Task objective —
Which lines in the records below contain the word "Кузавлева"? Copy each one out.

Recorded information —
▼

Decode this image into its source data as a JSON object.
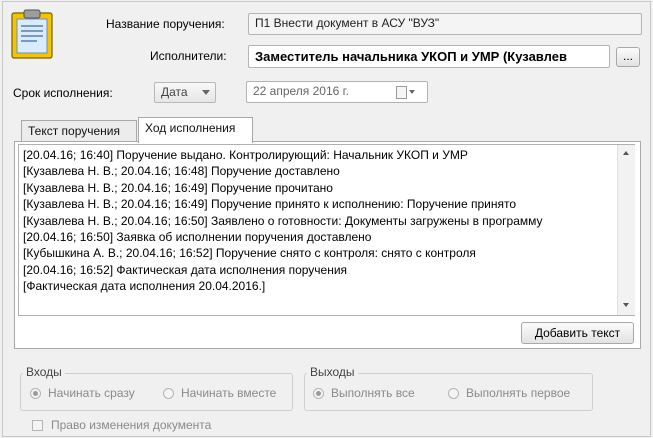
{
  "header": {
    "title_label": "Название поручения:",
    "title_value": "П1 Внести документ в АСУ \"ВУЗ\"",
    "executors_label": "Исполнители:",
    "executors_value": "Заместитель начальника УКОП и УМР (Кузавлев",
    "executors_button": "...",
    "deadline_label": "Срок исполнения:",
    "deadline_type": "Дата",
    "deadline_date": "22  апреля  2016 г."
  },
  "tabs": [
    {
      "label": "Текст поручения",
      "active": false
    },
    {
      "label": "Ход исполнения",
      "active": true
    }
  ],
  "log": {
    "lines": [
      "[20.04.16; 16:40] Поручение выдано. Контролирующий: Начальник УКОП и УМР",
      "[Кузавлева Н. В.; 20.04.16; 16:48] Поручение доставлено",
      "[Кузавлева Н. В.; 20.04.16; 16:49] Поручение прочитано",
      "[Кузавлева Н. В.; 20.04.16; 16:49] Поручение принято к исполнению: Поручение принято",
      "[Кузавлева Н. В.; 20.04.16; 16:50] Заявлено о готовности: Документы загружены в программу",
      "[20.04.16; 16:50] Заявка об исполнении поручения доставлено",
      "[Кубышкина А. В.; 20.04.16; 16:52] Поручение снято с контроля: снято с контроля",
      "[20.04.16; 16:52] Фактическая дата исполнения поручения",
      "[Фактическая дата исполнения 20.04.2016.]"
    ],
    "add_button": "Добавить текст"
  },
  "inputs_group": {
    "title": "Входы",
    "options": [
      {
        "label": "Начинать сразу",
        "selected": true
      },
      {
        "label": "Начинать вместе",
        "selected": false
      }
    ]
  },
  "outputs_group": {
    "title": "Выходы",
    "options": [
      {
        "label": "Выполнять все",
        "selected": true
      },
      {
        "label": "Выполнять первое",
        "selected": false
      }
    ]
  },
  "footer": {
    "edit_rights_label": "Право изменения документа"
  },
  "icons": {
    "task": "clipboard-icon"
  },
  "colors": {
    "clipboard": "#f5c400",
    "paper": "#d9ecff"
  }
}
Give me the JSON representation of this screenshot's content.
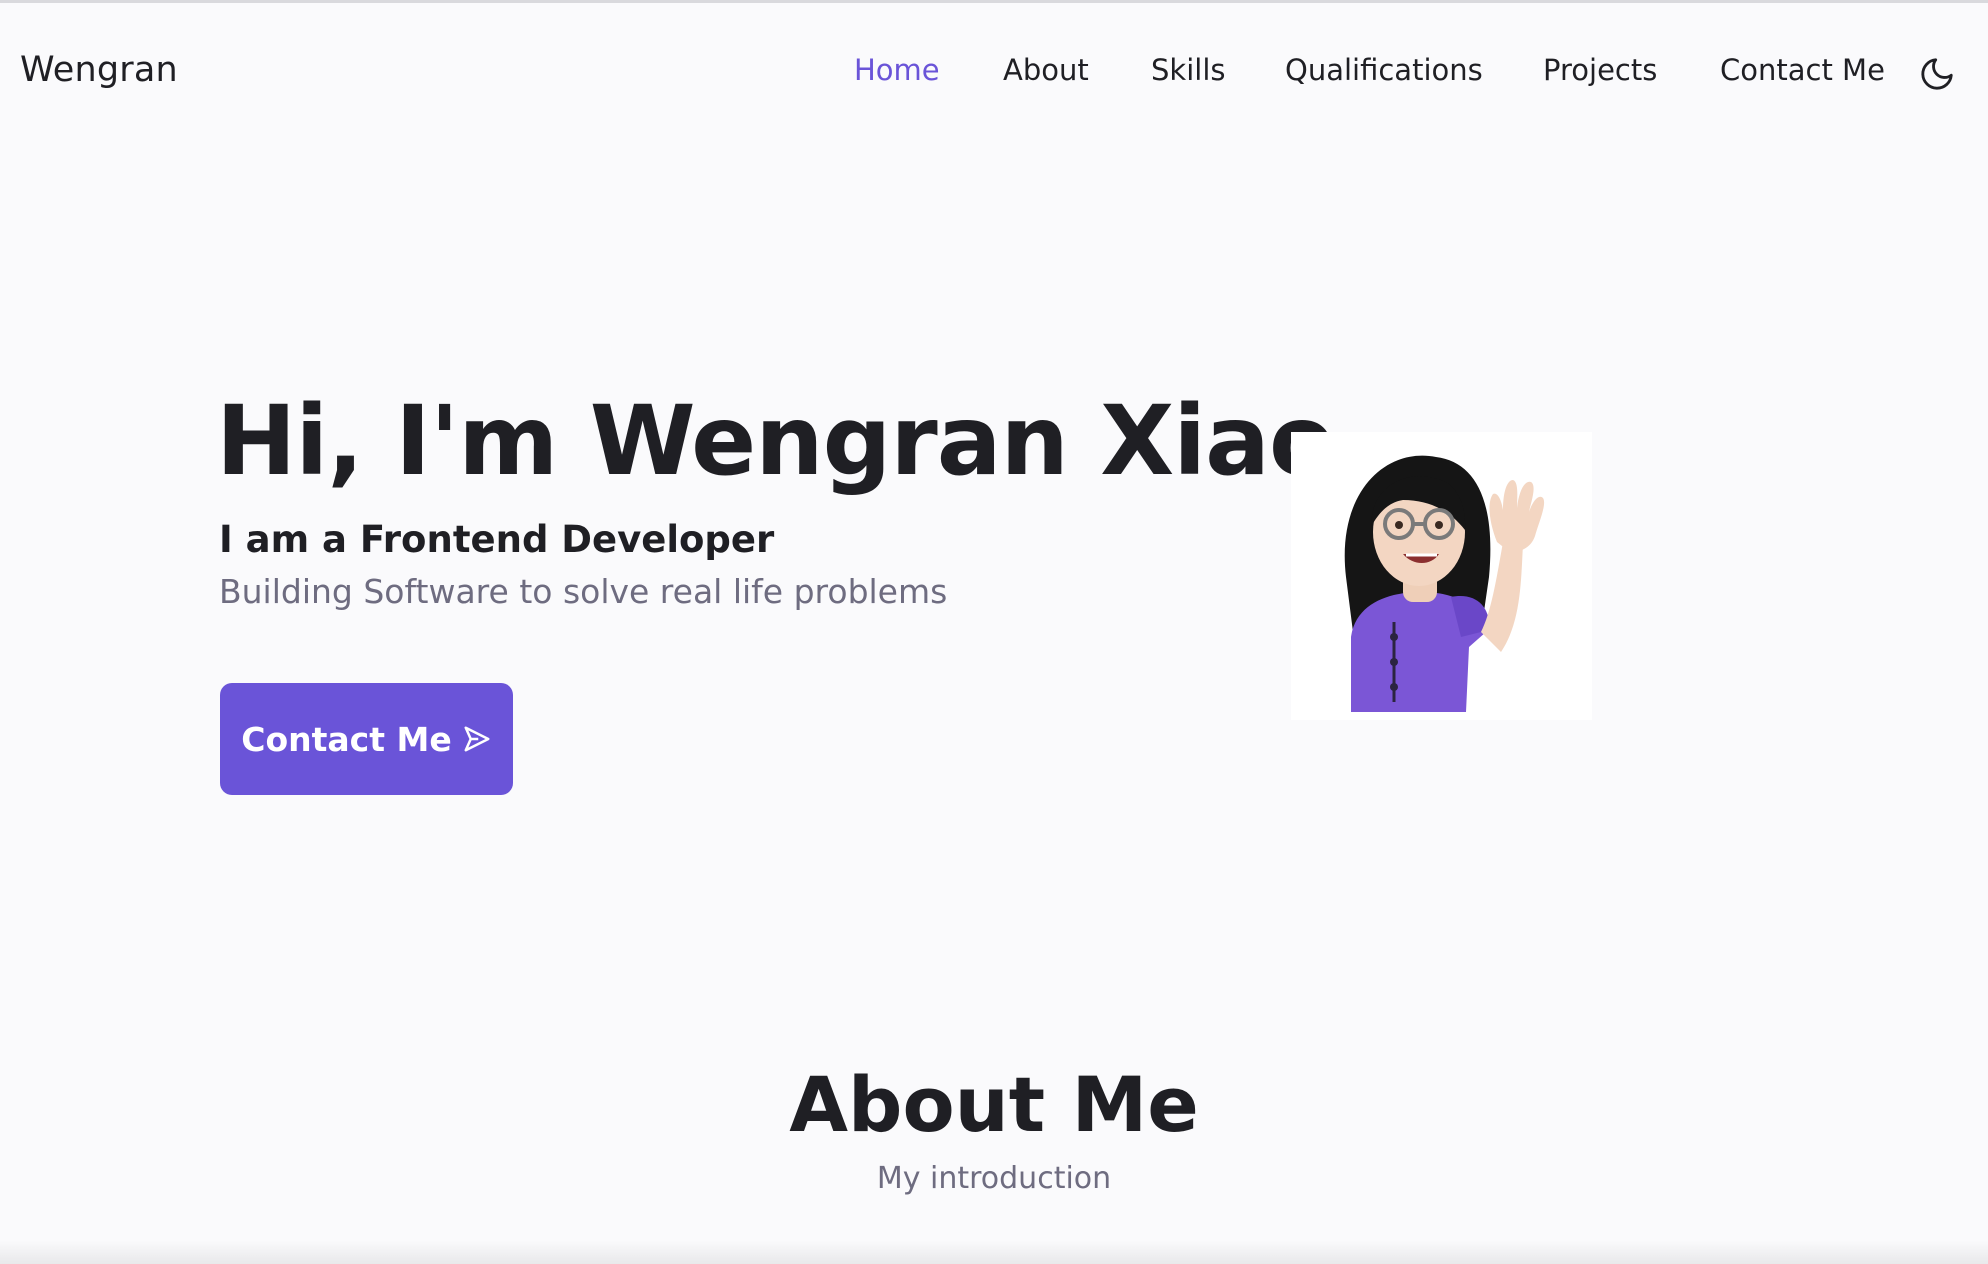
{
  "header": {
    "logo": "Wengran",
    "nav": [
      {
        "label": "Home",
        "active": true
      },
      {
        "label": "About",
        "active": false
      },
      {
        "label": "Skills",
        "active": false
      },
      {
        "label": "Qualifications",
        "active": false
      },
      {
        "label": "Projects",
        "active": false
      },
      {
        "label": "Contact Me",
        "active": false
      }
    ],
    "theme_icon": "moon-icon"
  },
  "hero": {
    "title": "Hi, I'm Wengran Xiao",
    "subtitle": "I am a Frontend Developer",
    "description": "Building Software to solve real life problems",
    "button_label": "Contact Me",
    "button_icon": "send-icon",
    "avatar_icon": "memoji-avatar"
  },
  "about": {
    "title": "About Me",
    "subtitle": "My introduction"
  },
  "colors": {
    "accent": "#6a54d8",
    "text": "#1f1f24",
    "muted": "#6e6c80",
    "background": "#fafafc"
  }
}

▲

Worked solution —
      "[Кузавлева Н. В.; 20.04.16; 16:48] Поручение доставлено",
      "[Кузавлева Н. В.; 20.04.16; 16:49] Поручение прочитано",
      "[Кузавлева Н. В.; 20.04.16; 16:49] Поручение принято к исполнению: Поручение принято",
      "[Кузавлева Н. В.; 20.04.16; 16:50] Заявлено о готовности: Документы загружены в программу",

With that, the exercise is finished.